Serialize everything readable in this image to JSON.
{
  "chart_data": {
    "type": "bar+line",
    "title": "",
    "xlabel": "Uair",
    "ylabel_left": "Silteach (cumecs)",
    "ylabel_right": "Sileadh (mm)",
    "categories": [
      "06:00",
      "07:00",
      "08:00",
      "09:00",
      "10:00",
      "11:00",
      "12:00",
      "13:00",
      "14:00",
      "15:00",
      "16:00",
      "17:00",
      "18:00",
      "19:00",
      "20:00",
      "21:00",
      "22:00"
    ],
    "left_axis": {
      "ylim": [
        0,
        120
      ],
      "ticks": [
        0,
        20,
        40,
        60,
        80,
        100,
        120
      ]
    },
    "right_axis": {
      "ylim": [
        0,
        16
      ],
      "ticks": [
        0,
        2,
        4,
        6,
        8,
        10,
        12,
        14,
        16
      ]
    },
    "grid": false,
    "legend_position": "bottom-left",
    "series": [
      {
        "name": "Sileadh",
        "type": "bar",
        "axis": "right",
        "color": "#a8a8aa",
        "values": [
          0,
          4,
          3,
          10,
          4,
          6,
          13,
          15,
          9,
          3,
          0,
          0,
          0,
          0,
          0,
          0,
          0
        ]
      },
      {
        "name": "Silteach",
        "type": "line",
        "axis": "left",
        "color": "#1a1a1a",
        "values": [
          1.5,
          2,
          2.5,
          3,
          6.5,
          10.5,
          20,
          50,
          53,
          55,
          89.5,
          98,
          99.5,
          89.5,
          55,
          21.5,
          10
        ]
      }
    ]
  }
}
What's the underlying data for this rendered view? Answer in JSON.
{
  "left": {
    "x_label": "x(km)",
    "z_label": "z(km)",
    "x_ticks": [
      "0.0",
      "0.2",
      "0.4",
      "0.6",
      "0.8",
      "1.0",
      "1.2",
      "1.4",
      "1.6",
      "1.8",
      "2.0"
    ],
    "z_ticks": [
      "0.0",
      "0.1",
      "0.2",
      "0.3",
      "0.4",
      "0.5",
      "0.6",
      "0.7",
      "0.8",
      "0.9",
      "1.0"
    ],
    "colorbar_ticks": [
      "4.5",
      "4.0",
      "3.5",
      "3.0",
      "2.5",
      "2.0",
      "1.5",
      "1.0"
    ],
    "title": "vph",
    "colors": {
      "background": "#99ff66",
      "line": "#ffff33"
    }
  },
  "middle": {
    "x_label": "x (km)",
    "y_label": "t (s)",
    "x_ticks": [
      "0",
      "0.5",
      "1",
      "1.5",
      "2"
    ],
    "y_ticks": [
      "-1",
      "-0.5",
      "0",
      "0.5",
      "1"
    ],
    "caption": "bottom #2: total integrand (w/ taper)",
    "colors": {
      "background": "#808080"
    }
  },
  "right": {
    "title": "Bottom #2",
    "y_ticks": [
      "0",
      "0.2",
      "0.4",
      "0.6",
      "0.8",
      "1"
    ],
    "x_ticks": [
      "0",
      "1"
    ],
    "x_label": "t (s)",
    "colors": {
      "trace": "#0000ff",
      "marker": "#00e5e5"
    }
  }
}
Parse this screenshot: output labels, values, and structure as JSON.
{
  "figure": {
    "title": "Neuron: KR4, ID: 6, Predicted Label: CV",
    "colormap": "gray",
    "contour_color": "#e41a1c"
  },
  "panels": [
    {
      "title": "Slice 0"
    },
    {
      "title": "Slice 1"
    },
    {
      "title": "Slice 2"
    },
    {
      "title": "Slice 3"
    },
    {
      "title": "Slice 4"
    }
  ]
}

**EXERCISE**
Search the records above for the string "title". Copy every line that contains it.

**SOLUTION TO THIS EXERCISE**
    "title": "",
    "title": "vph",
    "title": "Bottom #2",
    "title": "Neuron: KR4, ID: 6, Predicted Label: CV",
      "title": "Slice 0"
      "title": "Slice 1"
      "title": "Slice 2"
      "title": "Slice 3"
      "title": "Slice 4"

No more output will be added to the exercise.